***** Data for processing *****

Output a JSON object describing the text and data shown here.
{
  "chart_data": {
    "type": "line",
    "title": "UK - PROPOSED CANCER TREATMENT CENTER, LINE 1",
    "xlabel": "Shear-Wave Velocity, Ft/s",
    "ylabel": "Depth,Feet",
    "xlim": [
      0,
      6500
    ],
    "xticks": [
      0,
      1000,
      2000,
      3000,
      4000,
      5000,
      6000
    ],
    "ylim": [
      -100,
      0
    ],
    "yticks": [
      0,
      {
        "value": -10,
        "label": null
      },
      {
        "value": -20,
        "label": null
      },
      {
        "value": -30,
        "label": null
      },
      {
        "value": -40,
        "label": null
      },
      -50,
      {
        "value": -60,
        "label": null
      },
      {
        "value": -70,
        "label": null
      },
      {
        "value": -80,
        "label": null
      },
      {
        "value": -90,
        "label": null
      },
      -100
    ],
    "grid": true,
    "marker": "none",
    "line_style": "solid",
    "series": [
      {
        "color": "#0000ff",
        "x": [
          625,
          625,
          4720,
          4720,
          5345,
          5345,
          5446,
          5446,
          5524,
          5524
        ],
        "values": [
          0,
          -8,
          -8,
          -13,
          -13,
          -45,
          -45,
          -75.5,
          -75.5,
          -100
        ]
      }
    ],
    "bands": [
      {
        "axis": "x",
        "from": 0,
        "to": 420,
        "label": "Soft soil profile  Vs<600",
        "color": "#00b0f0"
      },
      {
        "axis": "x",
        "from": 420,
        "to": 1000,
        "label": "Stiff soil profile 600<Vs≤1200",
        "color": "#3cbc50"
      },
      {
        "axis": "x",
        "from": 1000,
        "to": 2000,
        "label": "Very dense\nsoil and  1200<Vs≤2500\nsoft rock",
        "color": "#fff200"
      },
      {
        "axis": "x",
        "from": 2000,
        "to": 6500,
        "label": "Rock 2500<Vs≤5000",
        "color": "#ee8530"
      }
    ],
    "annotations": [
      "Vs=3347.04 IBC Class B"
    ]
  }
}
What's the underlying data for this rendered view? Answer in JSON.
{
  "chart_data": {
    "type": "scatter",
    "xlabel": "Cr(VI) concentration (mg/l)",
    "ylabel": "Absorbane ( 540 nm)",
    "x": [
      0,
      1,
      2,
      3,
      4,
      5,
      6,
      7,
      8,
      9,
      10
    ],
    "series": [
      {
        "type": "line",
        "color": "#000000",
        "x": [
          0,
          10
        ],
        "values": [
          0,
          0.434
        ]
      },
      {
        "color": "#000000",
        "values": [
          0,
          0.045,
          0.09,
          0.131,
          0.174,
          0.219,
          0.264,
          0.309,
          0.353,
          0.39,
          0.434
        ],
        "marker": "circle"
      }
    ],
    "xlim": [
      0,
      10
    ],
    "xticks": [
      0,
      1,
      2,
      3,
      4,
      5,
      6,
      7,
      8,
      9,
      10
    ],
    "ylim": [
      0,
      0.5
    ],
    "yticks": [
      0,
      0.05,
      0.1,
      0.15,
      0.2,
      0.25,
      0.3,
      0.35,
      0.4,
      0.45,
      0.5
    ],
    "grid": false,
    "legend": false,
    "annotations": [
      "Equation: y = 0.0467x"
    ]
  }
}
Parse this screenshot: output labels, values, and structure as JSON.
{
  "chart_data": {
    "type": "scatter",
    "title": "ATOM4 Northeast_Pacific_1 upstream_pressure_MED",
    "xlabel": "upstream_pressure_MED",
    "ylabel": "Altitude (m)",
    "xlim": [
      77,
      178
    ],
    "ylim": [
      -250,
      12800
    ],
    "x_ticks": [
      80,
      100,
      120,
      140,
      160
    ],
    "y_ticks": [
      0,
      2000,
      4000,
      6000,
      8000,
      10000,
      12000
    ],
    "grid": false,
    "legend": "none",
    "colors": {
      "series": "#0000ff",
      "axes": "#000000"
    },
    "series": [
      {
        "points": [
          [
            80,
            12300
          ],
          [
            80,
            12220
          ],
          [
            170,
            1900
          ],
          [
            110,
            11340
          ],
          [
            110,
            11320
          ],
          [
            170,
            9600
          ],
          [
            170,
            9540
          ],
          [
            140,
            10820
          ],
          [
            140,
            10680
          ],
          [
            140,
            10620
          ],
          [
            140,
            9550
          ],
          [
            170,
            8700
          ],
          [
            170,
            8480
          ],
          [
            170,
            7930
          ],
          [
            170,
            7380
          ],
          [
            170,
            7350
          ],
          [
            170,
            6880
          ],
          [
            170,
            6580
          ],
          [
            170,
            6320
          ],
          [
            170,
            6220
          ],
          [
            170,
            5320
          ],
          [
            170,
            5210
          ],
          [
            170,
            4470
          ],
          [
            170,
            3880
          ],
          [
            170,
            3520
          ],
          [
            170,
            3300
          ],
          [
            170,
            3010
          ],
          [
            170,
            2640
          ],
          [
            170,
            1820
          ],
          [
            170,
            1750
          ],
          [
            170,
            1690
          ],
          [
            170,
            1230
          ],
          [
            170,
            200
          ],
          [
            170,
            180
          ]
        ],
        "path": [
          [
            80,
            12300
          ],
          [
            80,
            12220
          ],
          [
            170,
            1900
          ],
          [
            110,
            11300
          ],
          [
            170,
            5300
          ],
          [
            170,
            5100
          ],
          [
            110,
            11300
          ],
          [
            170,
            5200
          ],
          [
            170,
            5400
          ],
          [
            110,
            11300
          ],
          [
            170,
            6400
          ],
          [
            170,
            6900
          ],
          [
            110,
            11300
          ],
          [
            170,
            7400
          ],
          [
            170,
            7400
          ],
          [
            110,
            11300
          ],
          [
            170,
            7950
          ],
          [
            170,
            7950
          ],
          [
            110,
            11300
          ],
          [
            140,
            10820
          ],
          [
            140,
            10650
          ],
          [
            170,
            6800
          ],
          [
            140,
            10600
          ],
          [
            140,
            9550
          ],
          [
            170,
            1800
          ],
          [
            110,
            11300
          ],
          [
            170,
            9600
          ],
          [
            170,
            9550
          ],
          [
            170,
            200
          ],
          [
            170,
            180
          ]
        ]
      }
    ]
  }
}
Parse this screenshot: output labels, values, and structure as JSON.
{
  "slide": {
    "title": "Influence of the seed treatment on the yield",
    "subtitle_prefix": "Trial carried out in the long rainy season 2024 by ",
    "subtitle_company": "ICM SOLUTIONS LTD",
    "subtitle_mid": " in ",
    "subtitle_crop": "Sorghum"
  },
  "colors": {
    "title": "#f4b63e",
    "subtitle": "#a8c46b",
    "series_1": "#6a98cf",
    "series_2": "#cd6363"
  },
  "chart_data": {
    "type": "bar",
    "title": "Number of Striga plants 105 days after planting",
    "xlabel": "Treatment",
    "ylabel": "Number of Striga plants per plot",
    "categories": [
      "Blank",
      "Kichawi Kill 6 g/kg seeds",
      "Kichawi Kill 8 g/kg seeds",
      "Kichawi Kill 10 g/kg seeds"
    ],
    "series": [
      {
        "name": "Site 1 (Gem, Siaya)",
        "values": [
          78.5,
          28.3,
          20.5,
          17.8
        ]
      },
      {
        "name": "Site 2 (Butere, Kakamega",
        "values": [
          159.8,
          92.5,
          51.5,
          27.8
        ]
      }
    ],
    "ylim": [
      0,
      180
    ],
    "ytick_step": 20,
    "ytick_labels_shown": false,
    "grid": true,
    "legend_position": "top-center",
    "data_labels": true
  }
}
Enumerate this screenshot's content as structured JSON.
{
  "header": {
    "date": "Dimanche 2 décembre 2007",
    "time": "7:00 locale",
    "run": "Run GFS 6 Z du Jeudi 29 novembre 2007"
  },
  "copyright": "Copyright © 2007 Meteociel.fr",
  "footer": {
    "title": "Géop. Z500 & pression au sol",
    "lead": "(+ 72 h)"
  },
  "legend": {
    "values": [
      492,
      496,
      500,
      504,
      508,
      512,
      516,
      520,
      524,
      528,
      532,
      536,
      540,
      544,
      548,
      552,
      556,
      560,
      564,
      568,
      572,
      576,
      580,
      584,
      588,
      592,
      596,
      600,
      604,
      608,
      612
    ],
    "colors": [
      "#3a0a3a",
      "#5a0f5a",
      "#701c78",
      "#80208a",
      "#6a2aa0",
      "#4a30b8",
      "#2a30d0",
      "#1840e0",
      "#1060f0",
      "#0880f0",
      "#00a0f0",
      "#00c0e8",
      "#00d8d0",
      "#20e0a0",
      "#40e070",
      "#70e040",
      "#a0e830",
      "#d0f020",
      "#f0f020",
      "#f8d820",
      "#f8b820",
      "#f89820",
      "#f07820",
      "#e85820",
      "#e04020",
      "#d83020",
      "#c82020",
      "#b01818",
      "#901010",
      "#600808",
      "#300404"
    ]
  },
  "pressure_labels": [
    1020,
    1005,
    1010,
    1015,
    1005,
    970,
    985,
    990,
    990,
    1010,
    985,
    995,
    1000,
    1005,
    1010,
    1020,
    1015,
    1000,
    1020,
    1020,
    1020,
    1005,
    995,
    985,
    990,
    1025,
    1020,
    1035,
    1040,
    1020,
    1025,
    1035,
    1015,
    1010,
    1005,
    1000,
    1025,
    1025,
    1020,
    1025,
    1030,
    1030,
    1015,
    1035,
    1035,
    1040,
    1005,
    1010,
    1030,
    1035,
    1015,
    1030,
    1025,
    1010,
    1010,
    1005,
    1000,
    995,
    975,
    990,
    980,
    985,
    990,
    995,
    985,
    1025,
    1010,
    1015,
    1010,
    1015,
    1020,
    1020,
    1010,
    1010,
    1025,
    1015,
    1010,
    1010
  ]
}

*****

→ **Exercise**
Identify how many lines in the entries above contain the word "profile" and provide only that figure.

→ **Solution for this problem**
2